=== Records shown ===

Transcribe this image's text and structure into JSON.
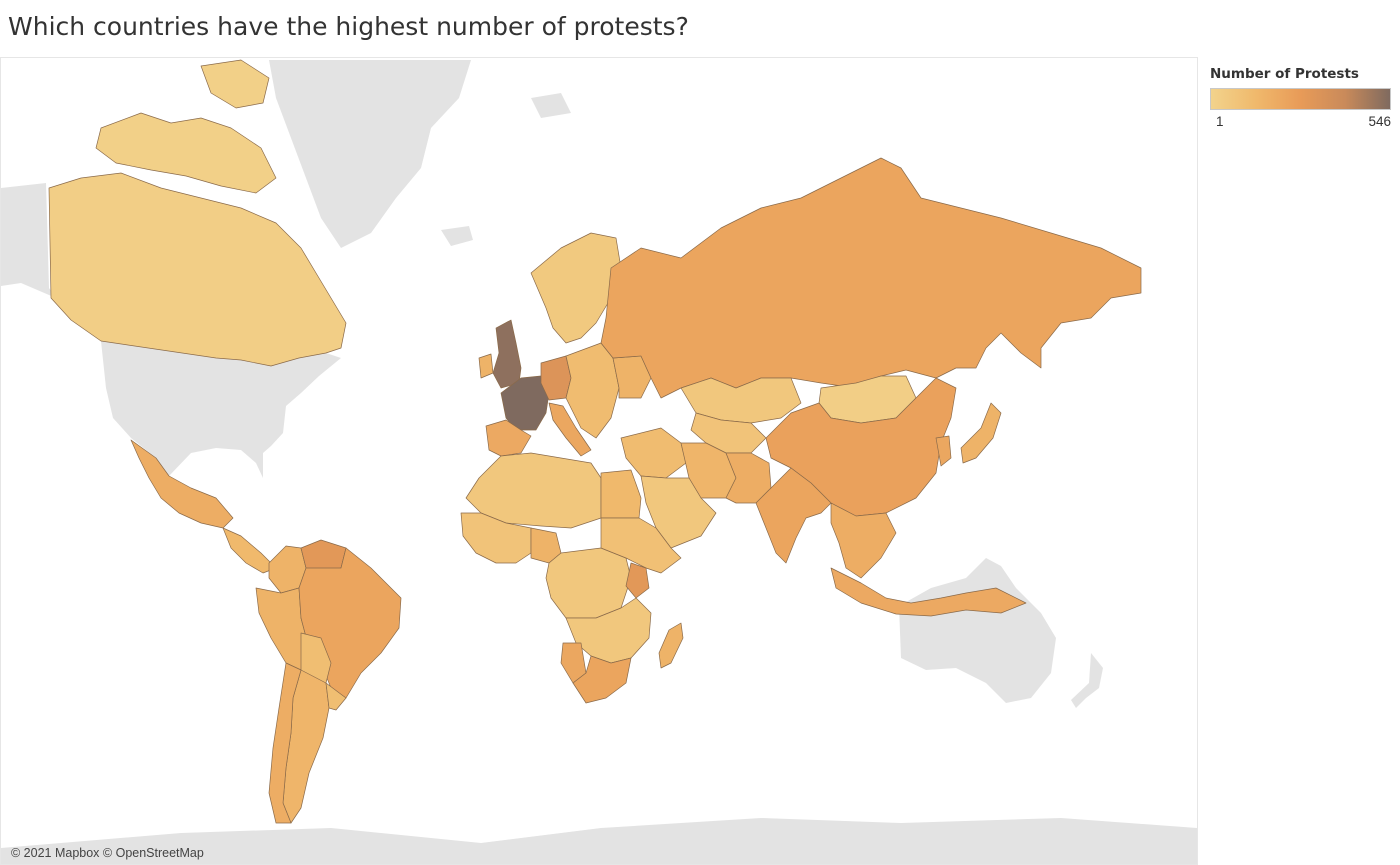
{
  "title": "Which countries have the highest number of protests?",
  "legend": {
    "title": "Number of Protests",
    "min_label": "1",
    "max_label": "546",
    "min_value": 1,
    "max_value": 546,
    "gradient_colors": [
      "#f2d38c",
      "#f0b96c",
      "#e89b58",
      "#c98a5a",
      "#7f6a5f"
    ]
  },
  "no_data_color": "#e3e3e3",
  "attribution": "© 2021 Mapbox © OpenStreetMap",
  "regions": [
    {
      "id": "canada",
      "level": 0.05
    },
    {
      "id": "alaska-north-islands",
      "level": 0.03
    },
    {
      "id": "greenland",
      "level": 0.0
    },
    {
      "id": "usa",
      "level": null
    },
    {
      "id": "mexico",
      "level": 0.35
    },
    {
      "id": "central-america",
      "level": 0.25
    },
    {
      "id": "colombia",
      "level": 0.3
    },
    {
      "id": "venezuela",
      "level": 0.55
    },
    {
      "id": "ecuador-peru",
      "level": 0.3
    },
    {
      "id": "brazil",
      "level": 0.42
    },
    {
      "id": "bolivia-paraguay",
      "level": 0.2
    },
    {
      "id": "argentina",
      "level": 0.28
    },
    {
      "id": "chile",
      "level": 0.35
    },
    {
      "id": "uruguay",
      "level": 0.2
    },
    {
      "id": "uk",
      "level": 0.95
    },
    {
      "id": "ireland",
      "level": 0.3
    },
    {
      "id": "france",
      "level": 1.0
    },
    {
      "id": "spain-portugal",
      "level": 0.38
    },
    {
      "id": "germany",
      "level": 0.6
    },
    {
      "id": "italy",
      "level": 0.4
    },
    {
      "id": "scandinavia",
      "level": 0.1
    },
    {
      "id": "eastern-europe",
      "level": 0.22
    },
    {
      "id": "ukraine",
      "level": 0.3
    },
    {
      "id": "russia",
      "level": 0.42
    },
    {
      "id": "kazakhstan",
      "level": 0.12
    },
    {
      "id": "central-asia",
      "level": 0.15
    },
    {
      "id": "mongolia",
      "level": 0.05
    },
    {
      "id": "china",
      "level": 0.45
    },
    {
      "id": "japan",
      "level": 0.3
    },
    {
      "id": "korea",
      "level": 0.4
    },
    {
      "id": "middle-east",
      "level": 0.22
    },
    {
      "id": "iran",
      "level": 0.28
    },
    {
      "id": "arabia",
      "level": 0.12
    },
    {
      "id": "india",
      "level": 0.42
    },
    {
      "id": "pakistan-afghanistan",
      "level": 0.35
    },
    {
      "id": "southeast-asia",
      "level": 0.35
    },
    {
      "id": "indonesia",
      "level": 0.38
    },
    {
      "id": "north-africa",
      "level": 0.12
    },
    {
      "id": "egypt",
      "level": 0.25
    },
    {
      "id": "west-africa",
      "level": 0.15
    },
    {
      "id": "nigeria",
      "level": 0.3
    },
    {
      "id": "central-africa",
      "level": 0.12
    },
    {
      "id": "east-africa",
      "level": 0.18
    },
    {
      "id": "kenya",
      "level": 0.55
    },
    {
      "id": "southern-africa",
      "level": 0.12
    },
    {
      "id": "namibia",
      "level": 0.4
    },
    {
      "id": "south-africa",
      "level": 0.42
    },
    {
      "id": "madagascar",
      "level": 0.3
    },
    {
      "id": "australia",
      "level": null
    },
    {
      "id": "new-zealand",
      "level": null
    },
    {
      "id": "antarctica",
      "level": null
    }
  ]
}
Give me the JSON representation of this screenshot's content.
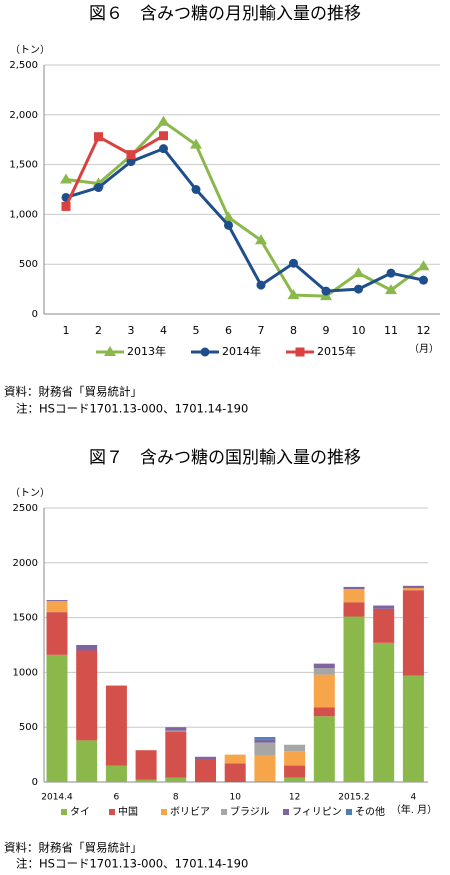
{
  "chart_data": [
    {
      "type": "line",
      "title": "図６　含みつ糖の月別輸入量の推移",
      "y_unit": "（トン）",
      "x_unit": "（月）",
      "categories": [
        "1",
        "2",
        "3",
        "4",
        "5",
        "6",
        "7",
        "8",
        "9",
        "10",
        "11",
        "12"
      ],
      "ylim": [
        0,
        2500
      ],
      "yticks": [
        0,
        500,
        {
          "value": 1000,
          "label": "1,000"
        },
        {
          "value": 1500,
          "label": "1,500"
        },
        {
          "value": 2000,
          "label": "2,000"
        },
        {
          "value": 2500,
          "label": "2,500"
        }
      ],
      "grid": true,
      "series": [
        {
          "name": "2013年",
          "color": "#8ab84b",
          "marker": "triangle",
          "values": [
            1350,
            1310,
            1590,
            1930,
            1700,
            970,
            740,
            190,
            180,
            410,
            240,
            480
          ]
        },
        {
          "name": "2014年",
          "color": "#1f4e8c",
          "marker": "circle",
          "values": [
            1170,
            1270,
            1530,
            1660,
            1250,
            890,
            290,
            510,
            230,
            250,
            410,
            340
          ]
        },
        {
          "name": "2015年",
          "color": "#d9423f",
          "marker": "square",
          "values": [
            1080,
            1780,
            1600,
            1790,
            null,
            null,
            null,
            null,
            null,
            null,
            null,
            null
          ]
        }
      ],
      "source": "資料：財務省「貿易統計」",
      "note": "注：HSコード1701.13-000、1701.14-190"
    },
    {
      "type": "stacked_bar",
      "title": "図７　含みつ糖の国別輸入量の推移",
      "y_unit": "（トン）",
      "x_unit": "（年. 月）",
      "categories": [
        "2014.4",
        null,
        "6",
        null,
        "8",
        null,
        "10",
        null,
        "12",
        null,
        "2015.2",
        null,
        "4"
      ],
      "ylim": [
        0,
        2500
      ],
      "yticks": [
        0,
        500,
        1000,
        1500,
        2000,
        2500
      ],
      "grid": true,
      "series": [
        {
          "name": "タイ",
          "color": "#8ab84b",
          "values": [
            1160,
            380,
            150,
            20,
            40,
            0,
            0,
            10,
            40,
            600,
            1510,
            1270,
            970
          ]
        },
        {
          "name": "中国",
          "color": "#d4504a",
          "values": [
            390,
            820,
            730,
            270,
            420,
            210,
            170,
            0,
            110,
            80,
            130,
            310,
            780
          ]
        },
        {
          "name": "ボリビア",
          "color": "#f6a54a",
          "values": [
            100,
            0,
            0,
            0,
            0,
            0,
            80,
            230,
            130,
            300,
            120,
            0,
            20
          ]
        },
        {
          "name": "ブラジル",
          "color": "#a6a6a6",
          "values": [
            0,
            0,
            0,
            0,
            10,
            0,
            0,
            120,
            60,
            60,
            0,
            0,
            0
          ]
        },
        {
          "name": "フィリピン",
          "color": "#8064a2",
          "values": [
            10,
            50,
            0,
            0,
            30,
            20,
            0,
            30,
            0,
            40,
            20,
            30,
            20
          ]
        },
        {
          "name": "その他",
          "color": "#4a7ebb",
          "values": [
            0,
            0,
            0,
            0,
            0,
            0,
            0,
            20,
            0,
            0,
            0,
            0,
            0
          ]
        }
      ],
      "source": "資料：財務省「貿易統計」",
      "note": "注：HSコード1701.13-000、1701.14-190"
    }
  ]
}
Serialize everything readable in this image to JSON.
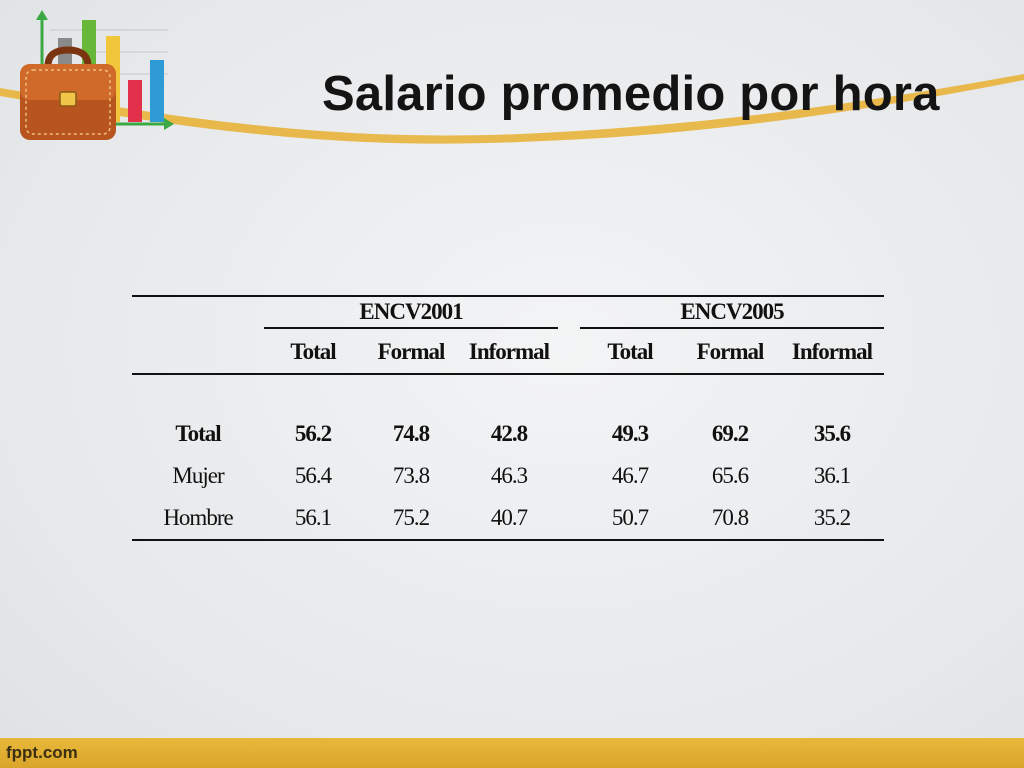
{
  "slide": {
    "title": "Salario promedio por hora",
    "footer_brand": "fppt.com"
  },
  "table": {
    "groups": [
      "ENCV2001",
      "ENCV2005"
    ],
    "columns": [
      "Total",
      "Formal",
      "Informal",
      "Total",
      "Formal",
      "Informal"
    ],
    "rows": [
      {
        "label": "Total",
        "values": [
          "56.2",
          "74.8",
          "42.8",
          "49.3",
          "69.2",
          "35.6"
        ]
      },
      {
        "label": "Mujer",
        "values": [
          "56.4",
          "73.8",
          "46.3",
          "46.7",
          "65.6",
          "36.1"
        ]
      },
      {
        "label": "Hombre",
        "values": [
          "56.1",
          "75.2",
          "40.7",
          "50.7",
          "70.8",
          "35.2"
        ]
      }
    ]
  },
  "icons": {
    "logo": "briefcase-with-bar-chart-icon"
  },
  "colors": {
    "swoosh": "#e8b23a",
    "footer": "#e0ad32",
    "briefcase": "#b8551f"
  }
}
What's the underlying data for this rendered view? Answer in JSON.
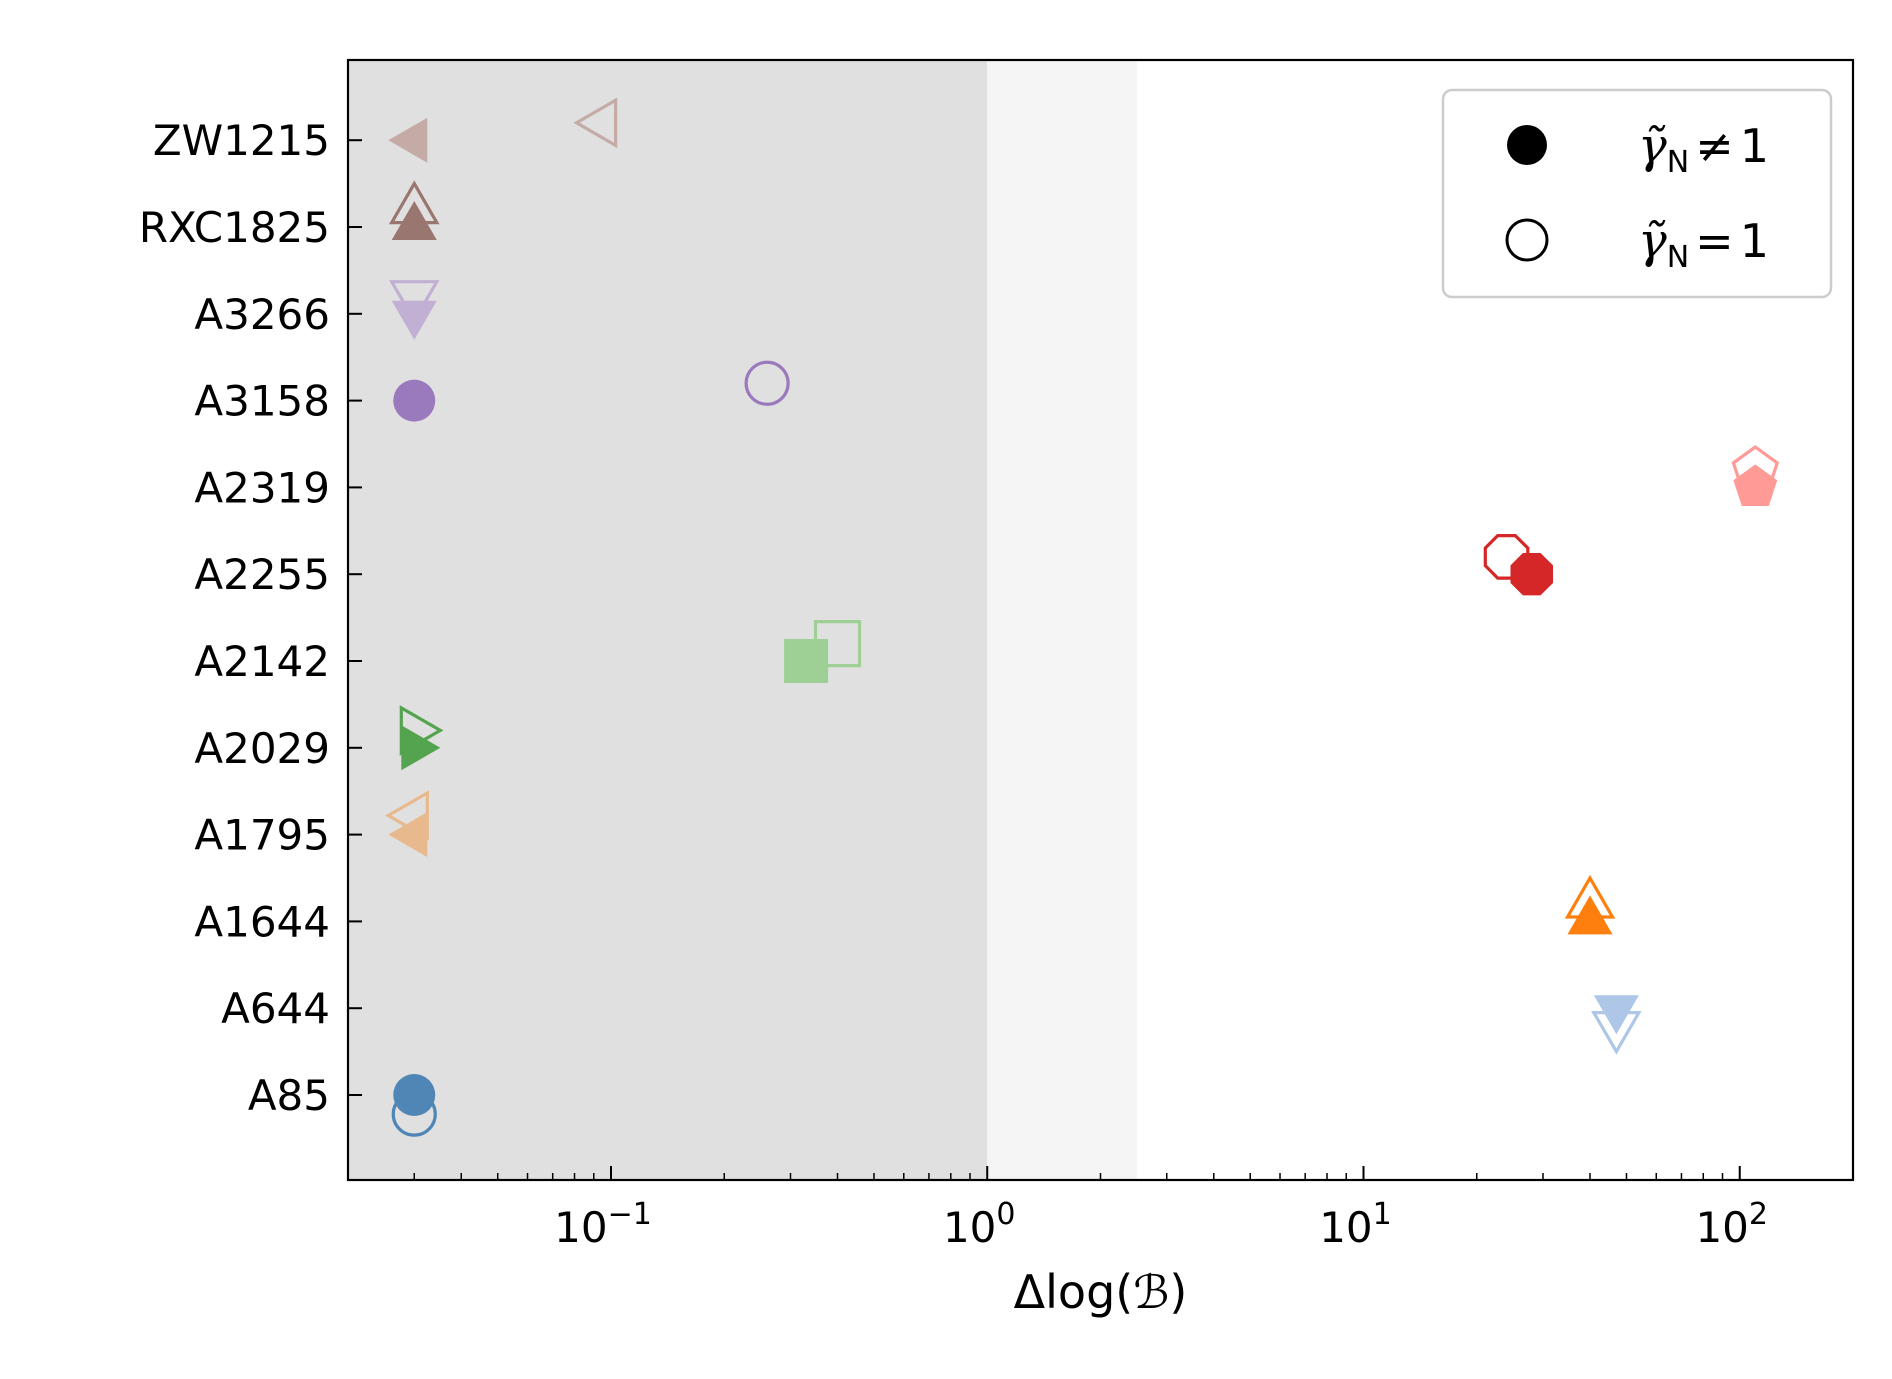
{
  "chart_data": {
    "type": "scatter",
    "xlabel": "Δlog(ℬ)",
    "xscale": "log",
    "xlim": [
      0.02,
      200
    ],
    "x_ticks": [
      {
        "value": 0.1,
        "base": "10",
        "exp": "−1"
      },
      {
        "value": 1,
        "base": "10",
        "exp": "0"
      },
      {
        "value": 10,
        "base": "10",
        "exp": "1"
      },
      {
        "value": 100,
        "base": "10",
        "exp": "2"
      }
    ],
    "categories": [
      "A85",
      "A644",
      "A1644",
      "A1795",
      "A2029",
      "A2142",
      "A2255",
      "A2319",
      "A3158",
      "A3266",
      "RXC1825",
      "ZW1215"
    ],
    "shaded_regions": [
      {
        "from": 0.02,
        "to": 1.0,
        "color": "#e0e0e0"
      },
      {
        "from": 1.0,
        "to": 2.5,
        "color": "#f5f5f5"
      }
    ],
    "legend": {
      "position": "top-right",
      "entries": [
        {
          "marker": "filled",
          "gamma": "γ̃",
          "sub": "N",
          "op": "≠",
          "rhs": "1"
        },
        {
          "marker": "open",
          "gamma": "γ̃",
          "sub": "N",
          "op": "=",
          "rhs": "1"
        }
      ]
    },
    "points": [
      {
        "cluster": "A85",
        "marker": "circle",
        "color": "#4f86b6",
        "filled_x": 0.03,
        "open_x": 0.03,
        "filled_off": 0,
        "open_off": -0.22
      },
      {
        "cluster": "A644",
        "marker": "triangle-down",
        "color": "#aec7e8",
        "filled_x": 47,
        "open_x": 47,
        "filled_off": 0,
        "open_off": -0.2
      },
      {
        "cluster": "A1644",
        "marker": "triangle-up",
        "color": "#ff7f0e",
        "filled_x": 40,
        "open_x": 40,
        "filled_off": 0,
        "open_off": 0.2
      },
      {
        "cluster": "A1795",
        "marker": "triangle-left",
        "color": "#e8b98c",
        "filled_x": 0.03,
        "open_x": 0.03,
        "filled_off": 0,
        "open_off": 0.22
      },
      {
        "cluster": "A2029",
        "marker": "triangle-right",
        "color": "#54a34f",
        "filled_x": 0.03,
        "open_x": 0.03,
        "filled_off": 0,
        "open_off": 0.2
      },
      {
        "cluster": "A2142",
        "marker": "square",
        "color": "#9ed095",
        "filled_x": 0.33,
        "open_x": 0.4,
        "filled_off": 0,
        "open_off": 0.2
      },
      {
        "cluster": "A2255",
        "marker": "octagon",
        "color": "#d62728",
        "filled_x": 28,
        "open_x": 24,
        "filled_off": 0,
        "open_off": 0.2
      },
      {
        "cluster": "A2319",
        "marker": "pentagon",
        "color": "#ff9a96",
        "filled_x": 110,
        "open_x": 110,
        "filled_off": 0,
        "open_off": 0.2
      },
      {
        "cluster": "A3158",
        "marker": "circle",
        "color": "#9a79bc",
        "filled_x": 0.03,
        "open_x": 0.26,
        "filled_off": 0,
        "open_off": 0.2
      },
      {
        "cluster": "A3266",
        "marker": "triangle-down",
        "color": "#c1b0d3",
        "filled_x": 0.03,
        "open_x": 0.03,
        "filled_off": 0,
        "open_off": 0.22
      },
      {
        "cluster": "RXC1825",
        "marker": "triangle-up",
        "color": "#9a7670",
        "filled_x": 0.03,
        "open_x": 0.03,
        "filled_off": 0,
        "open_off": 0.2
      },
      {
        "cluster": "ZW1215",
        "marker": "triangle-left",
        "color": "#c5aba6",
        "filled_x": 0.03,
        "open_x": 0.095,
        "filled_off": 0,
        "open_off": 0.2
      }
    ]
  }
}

===

Your objective:
Make a copy of each line that contains the string "africa".

Completed exercise:
      "id": "north-africa",
      "id": "west-africa",
      "id": "central-africa",
      "id": "east-africa",
      "id": "southern-africa",
      "id": "south-africa",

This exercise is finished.